### [JOB]
Look through the lines below and extract each one that contains "Bounce".

========

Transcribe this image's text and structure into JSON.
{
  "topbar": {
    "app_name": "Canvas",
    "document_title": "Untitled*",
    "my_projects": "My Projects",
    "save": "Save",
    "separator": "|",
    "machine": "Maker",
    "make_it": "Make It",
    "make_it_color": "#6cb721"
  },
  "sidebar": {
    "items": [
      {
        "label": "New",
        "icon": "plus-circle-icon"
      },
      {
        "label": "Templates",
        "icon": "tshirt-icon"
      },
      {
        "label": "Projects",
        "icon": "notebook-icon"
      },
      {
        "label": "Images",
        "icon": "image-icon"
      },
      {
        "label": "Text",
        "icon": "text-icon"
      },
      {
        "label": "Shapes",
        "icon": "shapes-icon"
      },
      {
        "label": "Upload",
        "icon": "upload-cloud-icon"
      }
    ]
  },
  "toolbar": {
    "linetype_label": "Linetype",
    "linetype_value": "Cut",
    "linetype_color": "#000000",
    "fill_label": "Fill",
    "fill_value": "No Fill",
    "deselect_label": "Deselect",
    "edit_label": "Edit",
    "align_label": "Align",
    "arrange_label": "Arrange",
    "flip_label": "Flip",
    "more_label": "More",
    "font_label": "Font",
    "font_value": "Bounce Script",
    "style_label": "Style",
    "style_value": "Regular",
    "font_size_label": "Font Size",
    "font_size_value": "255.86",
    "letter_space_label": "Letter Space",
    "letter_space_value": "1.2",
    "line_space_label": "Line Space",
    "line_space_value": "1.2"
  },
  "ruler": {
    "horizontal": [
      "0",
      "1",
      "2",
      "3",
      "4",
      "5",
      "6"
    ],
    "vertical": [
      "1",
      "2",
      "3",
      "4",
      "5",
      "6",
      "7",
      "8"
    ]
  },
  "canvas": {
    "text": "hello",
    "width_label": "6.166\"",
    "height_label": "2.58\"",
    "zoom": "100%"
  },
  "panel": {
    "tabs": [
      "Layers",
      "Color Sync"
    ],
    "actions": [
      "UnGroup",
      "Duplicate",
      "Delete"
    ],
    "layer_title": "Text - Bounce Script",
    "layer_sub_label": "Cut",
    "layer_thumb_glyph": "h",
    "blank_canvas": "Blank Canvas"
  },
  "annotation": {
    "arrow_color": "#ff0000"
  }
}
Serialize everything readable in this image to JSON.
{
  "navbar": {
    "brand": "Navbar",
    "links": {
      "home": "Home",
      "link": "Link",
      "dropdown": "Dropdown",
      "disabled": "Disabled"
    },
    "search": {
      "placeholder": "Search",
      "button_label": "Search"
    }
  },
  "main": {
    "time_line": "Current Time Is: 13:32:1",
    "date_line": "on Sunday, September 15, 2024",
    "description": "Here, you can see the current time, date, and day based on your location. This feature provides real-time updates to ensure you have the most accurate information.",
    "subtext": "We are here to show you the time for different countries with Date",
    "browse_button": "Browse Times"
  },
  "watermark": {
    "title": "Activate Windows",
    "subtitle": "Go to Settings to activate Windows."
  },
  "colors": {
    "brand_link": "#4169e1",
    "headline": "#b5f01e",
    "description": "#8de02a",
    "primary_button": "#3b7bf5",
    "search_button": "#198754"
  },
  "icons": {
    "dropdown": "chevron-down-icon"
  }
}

========

### [SOLVED PROBLEM]
    "font_value": "Bounce Script",
    "layer_title": "Text - Bounce Script",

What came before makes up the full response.